**DIRECTIONS FOR THIS TASK**.
Look through the data for the string "issue". Copy every line where it is found.

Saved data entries

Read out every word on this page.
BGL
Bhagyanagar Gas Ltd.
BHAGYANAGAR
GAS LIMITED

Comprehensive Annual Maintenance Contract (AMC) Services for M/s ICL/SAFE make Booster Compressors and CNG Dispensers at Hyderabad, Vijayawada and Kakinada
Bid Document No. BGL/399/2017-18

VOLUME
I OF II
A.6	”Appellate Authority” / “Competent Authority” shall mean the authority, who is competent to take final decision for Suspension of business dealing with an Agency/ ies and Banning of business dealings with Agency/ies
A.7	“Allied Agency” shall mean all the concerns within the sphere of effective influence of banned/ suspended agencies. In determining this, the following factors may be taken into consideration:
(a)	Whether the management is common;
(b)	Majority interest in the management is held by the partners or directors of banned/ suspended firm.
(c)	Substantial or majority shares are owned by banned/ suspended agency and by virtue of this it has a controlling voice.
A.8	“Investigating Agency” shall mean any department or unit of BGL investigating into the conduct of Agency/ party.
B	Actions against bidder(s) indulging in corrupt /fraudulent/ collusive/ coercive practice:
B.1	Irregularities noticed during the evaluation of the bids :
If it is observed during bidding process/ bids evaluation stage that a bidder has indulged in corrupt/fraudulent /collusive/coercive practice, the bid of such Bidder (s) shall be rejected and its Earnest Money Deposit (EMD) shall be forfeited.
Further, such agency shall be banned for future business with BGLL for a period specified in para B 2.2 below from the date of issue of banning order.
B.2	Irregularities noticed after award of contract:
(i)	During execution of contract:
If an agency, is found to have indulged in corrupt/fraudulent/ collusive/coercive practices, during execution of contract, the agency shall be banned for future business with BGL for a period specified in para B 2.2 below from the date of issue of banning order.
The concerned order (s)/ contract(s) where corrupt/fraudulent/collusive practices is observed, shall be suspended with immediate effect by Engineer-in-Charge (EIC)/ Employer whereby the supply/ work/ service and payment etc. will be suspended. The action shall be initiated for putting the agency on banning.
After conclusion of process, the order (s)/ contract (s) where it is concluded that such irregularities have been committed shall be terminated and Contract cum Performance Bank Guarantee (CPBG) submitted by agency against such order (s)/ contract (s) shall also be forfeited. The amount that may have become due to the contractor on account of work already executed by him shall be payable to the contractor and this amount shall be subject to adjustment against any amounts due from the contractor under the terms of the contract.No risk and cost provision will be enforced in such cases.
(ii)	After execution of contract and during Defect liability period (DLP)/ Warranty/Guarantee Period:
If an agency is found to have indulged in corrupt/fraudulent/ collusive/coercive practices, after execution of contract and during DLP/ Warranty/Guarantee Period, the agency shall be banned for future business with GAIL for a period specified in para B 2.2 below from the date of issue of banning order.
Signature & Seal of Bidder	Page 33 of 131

**SOLUTION TO THE PROBLEM**.
Further, such agency shall be banned for future business with BGLL for a period specified in para B 2.2 below from the date of issue of banning order.
If an agency, is found to have indulged in corrupt/fraudulent/ collusive/coercive practices, during execution of contract, the agency shall be banned for future business with BGL for a period specified in para B 2.2 below from the date of issue of banning order.
If an agency is found to have indulged in corrupt/fraudulent/ collusive/coercive practices, after execution of contract and during DLP/ Warranty/Guarantee Period, the agency shall be banned for future business with GAIL for a period specified in para B 2.2 below from the date of issue of banning order.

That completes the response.